What the task requires: Transcribe the records that follow in their entirety, omitting any pictures.

[Raw data]

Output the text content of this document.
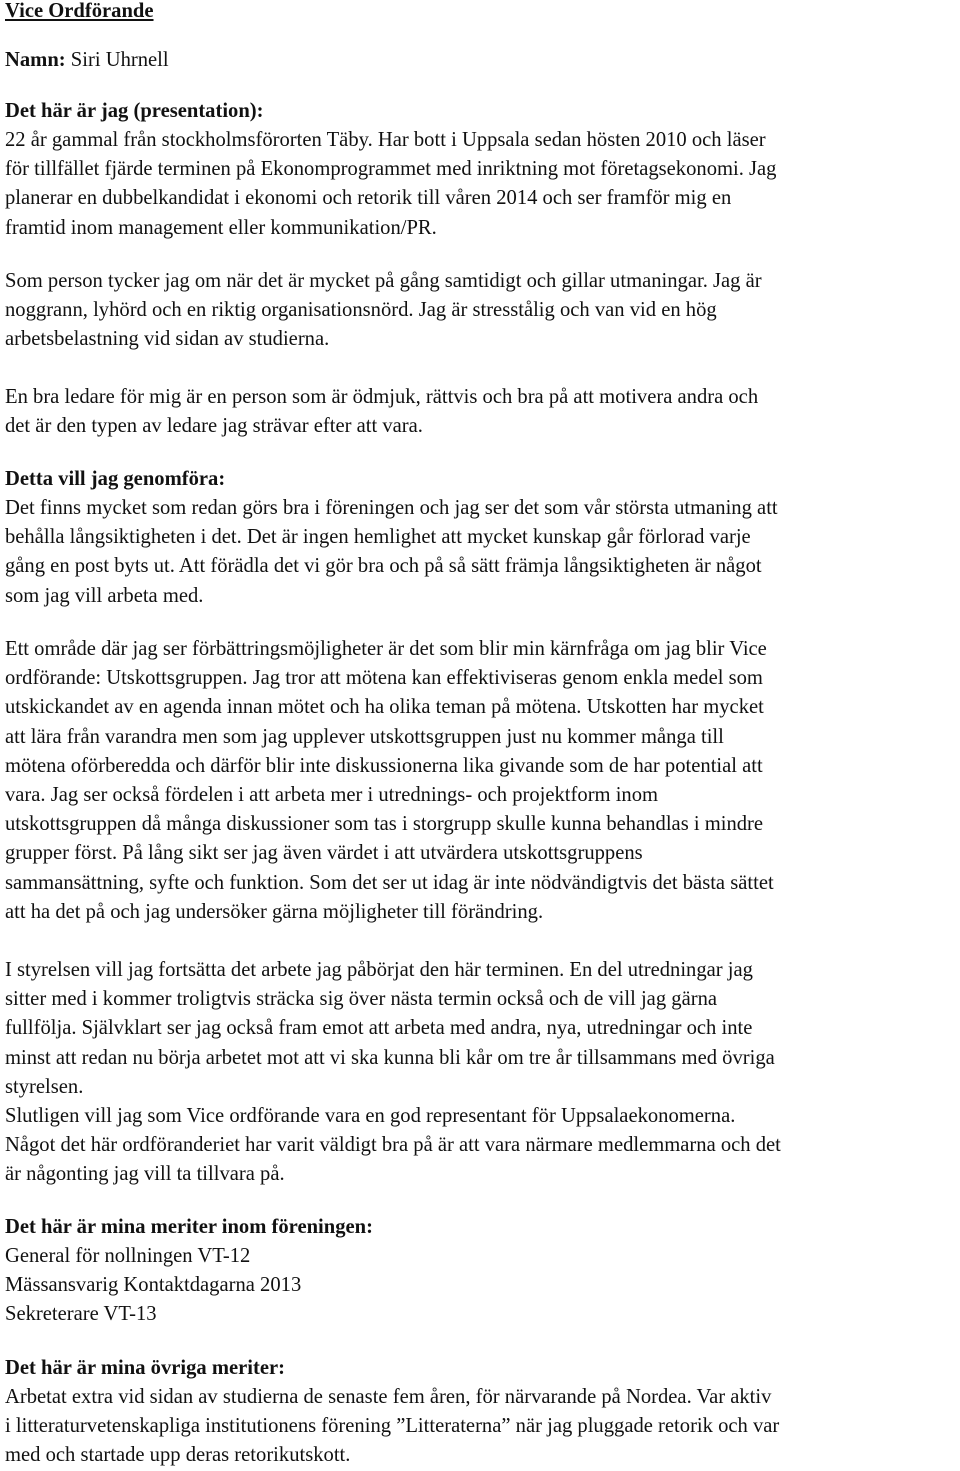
Vice Ordförande
Namn: Siri Uhrnell
Det här är jag (presentation):
22 år gammal från stockholmsförorten Täby. Har bott i Uppsala sedan hösten 2010 och läser
för tillfället fjärde terminen på Ekonomprogrammet med inriktning mot företagsekonomi. Jag
planerar en dubbelkandidat i ekonomi och retorik till våren 2014 och ser framför mig en
framtid inom management eller kommunikation/PR.
Som person tycker jag om när det är mycket på gång samtidigt och gillar utmaningar. Jag är
noggrann, lyhörd och en riktig organisationsnörd. Jag är stresstålig och van vid en hög
arbetsbelastning vid sidan av studierna.
En bra ledare för mig är en person som är ödmjuk, rättvis och bra på att motivera andra och
det är den typen av ledare jag strävar efter att vara.
Detta vill jag genomföra:
Det finns mycket som redan görs bra i föreningen och jag ser det som vår största utmaning att
behålla långsiktigheten i det. Det är ingen hemlighet att mycket kunskap går förlorad varje
gång en post byts ut. Att förädla det vi gör bra och på så sätt främja långsiktigheten är något
som jag vill arbeta med.
Ett område där jag ser förbättringsmöjligheter är det som blir min kärnfråga om jag blir Vice
ordförande: Utskottsgruppen. Jag tror att mötena kan effektiviseras genom enkla medel som
utskickandet av en agenda innan mötet och ha olika teman på mötena. Utskotten har mycket
att lära från varandra men som jag upplever utskottsgruppen just nu kommer många till
mötena oförberedda och därför blir inte diskussionerna lika givande som de har potential att
vara. Jag ser också fördelen i att arbeta mer i utrednings- och projektform inom
utskottsgruppen då många diskussioner som tas i storgrupp skulle kunna behandlas i mindre
grupper först. På lång sikt ser jag även värdet i att utvärdera utskottsgruppens
sammansättning, syfte och funktion. Som det ser ut idag är inte nödvändigtvis det bästa sättet
att ha det på och jag undersöker gärna möjligheter till förändring.
I styrelsen vill jag fortsätta det arbete jag påbörjat den här terminen. En del utredningar jag
sitter med i kommer troligtvis sträcka sig över nästa termin också och de vill jag gärna
fullfölja. Självklart ser jag också fram emot att arbeta med andra, nya, utredningar och inte
minst att redan nu börja arbetet mot att vi ska kunna bli kår om tre år tillsammans med övriga
styrelsen.
Slutligen vill jag som Vice ordförande vara en god representant för Uppsalaekonomerna.
Något det här ordföranderiet har varit väldigt bra på är att vara närmare medlemmarna och det
är någonting jag vill ta tillvara på.
Det här är mina meriter inom föreningen:
General för nollningen VT-12
Mässansvarig Kontaktdagarna 2013
Sekreterare VT-13
Det här är mina övriga meriter:
Arbetat extra vid sidan av studierna de senaste fem åren, för närvarande på Nordea. Var aktiv
i litteraturvetenskapliga institutionens förening ”Litteraterna” när jag pluggade retorik och var
med och startade upp deras retorikutskott.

[/Raw data]

Answer for this exercise:
Output the text content of this document.
Vice Ordförande
Namn: Siri Uhrnell
Det här är jag (presentation):
22 år gammal från stockholmsförorten Täby. Har bott i Uppsala sedan hösten 2010 och läser
för tillfället fjärde terminen på Ekonomprogrammet med inriktning mot företagsekonomi. Jag
planerar en dubbelkandidat i ekonomi och retorik till våren 2014 och ser framför mig en
framtid inom management eller kommunikation/PR.
Som person tycker jag om när det är mycket på gång samtidigt och gillar utmaningar. Jag är
noggrann, lyhörd och en riktig organisationsnörd. Jag är stresstålig och van vid en hög
arbetsbelastning vid sidan av studierna.
En bra ledare för mig är en person som är ödmjuk, rättvis och bra på att motivera andra och
det är den typen av ledare jag strävar efter att vara.
Detta vill jag genomföra:
Det finns mycket som redan görs bra i föreningen och jag ser det som vår största utmaning att
behålla långsiktigheten i det. Det är ingen hemlighet att mycket kunskap går förlorad varje
gång en post byts ut. Att förädla det vi gör bra och på så sätt främja långsiktigheten är något
som jag vill arbeta med.
Ett område där jag ser förbättringsmöjligheter är det som blir min kärnfråga om jag blir Vice
ordförande: Utskottsgruppen. Jag tror att mötena kan effektiviseras genom enkla medel som
utskickandet av en agenda innan mötet och ha olika teman på mötena. Utskotten har mycket
att lära från varandra men som jag upplever utskottsgruppen just nu kommer många till
mötena oförberedda och därför blir inte diskussionerna lika givande som de har potential att
vara. Jag ser också fördelen i att arbeta mer i utrednings- och projektform inom
utskottsgruppen då många diskussioner som tas i storgrupp skulle kunna behandlas i mindre
grupper först. På lång sikt ser jag även värdet i att utvärdera utskottsgruppens
sammansättning, syfte och funktion. Som det ser ut idag är inte nödvändigtvis det bästa sättet
att ha det på och jag undersöker gärna möjligheter till förändring.
I styrelsen vill jag fortsätta det arbete jag påbörjat den här terminen. En del utredningar jag
sitter med i kommer troligtvis sträcka sig över nästa termin också och de vill jag gärna
fullfölja. Självklart ser jag också fram emot att arbeta med andra, nya, utredningar och inte
minst att redan nu börja arbetet mot att vi ska kunna bli kår om tre år tillsammans med övriga
styrelsen.
Slutligen vill jag som Vice ordförande vara en god representant för Uppsalaekonomerna.
Något det här ordföranderiet har varit väldigt bra på är att vara närmare medlemmarna och det
är någonting jag vill ta tillvara på.
Det här är mina meriter inom föreningen:
General för nollningen VT-12
Mässansvarig Kontaktdagarna 2013
Sekreterare VT-13
Det här är mina övriga meriter:
Arbetat extra vid sidan av studierna de senaste fem åren, för närvarande på Nordea. Var aktiv
i litteraturvetenskapliga institutionens förening ”Litteraterna” när jag pluggade retorik och var
med och startade upp deras retorikutskott.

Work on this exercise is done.